## Task instructions
Filter this material down to the lines that hold "name", copying each one.

## Task inputs

>>>>>

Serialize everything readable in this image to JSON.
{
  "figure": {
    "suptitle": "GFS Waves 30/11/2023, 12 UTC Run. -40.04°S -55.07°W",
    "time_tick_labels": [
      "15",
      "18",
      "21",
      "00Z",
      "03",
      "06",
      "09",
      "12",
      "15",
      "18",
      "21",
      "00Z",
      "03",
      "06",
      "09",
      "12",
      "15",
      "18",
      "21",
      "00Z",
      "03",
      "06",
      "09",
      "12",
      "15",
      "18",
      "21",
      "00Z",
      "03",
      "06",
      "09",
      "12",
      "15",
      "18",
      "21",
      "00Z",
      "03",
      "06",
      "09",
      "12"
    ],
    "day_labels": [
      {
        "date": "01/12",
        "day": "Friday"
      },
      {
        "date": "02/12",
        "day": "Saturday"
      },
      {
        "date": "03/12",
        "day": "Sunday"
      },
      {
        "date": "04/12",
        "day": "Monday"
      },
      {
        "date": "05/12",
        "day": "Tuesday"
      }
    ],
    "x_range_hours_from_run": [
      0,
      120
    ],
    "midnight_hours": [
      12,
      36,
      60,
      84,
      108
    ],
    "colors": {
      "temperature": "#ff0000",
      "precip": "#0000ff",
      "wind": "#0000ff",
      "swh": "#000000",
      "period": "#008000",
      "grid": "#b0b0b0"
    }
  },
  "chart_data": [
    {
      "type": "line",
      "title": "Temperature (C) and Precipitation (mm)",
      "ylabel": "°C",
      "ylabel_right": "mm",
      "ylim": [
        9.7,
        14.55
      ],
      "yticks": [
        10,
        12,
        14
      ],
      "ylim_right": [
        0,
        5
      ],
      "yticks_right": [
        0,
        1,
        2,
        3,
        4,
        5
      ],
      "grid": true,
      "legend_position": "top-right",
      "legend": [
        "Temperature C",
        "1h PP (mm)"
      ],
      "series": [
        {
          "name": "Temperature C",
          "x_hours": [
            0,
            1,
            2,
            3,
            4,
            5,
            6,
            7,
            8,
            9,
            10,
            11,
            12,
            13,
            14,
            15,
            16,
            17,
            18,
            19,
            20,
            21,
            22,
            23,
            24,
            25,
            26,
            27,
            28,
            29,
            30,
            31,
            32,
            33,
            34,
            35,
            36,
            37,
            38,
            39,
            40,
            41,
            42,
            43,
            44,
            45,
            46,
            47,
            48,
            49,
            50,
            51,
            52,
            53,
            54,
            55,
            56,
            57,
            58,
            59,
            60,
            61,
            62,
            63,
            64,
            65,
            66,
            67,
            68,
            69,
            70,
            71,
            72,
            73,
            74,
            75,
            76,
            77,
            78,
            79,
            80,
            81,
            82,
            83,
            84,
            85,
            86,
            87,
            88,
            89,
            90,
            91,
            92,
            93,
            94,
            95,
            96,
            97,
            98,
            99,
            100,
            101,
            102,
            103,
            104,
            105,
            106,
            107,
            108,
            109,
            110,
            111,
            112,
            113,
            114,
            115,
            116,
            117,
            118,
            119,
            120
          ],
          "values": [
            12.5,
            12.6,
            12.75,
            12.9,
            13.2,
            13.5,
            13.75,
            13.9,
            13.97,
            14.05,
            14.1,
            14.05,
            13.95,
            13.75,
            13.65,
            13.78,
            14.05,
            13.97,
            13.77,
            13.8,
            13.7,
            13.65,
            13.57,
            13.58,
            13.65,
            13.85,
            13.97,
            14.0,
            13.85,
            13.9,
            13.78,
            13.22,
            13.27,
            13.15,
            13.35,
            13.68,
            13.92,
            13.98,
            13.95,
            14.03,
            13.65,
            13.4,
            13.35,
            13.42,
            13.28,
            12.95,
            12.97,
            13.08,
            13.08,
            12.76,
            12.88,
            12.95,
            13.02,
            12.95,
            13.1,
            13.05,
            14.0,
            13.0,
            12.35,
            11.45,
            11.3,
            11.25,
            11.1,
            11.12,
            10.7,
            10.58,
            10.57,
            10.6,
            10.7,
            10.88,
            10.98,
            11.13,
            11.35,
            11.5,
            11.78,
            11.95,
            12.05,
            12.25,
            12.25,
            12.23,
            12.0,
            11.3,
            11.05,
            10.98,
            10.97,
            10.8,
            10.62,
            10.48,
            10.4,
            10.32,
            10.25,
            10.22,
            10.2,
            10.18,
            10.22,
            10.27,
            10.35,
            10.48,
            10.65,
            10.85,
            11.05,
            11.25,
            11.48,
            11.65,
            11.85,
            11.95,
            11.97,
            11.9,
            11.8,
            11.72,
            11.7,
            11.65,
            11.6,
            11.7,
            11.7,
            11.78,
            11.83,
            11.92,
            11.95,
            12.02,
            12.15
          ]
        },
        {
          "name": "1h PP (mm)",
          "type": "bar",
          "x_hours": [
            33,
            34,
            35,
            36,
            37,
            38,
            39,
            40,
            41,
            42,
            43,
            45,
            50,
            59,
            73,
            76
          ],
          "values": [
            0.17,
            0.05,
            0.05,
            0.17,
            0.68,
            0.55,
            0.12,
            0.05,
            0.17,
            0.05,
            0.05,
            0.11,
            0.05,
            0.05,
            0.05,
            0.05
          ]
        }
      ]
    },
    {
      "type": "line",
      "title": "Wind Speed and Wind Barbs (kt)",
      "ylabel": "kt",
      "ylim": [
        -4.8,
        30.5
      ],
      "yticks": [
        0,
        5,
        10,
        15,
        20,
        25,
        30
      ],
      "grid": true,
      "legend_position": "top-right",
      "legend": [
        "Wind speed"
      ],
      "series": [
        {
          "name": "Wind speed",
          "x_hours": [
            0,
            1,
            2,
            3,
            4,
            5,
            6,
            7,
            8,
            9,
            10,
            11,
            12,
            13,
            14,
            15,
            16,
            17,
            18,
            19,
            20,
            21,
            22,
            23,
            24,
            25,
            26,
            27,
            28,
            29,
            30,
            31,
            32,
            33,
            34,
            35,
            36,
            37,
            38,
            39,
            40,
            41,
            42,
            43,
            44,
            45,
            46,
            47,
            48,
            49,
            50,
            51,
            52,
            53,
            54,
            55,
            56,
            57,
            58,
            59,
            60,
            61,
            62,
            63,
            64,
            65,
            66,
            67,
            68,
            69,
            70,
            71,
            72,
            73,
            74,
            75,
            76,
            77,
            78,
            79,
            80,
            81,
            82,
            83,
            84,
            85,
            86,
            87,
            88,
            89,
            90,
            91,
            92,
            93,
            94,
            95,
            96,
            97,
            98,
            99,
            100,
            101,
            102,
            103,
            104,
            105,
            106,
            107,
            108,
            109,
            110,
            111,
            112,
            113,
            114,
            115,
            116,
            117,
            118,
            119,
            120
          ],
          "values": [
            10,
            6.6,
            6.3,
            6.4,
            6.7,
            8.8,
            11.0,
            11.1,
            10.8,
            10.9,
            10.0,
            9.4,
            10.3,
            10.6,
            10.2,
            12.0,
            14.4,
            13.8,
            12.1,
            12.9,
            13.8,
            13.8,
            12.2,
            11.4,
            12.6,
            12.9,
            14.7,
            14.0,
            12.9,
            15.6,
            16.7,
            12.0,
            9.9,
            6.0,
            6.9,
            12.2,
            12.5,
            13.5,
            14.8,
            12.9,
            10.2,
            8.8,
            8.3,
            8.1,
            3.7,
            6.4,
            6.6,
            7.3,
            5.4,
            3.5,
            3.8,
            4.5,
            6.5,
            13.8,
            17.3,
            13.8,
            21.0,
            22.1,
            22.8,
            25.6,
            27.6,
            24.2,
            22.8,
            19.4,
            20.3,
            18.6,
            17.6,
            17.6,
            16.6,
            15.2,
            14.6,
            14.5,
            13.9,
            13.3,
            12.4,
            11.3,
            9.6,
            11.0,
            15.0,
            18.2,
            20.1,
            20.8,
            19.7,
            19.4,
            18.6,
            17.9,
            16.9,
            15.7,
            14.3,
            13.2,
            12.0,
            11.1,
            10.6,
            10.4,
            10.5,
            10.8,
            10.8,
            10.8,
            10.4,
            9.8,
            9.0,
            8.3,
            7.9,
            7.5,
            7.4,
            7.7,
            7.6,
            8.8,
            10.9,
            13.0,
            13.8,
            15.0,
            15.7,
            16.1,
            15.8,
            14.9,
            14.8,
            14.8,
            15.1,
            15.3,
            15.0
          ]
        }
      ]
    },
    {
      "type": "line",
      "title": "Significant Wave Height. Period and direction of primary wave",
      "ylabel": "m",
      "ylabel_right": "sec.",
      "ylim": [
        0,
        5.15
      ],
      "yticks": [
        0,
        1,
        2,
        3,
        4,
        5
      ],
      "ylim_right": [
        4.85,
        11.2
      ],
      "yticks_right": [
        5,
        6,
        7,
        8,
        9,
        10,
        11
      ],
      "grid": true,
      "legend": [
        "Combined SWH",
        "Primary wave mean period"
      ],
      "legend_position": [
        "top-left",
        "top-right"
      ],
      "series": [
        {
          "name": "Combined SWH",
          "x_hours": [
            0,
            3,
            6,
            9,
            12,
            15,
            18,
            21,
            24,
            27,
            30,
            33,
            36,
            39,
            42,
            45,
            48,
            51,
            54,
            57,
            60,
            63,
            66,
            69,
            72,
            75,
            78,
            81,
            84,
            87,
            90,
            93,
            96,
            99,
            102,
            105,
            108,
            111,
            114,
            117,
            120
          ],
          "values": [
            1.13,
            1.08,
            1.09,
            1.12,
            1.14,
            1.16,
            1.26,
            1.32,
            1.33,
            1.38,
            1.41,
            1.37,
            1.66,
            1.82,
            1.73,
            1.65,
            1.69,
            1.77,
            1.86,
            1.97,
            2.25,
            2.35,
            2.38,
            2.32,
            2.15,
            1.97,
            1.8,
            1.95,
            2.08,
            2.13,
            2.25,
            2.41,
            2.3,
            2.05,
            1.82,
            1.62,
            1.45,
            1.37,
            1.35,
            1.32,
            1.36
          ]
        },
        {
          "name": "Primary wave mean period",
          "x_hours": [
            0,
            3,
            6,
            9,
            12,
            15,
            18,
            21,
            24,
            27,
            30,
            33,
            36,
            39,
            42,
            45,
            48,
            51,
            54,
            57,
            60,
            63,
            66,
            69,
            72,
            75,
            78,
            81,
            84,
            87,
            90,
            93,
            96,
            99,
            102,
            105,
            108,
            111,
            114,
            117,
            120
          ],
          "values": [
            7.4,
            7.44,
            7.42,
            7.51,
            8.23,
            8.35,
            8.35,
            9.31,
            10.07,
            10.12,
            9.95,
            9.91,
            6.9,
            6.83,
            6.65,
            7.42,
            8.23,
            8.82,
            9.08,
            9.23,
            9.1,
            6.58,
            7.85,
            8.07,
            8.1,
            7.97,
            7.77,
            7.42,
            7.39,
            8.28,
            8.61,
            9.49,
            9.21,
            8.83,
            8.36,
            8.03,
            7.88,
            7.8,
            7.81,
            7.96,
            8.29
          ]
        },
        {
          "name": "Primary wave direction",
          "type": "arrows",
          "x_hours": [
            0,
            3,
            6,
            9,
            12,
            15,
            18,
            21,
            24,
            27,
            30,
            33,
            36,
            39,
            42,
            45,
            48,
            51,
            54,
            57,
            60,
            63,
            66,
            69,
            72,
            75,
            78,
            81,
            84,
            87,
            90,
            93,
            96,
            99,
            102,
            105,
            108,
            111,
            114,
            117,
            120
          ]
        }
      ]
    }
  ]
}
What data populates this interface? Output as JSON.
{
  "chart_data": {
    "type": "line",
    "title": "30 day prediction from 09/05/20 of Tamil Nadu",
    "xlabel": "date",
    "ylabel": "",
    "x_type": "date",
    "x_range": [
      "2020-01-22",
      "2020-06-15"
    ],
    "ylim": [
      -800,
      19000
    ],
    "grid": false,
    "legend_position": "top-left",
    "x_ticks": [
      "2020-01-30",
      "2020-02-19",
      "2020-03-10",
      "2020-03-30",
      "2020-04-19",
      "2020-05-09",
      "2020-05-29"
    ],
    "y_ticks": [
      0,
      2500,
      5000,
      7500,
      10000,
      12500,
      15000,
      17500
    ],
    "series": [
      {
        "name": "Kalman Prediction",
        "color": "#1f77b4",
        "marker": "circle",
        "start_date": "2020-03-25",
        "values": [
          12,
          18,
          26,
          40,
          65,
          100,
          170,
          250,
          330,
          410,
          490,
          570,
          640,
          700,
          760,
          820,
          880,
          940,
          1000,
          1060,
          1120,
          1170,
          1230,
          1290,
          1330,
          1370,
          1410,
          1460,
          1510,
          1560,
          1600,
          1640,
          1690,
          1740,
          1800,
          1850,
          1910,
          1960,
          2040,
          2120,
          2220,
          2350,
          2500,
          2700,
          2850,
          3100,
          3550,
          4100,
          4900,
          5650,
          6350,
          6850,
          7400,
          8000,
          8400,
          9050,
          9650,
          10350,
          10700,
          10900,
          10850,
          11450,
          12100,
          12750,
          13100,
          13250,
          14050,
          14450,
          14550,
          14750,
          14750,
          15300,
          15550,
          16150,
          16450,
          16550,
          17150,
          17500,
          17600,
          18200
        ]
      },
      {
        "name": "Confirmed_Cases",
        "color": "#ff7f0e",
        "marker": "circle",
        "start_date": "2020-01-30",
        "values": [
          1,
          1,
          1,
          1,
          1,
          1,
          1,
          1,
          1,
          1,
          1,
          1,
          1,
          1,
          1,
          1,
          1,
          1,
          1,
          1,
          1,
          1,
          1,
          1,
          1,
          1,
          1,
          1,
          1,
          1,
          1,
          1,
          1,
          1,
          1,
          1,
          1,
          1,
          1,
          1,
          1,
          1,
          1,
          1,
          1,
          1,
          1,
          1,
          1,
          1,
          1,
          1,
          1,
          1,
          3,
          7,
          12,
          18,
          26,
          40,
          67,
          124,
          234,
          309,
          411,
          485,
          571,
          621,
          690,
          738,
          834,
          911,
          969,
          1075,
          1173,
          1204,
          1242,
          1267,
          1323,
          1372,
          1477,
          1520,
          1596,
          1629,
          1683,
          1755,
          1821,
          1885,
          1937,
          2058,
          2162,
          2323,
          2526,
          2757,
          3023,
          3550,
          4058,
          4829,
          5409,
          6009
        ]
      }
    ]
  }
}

<<<<<

## Written response
          "name": "Temperature C",
          "name": "1h PP (mm)",
          "name": "Wind speed",
          "name": "Combined SWH",
          "name": "Primary wave mean period",
          "name": "Primary wave direction",
        "name": "Kalman Prediction",
        "name": "Confirmed_Cases",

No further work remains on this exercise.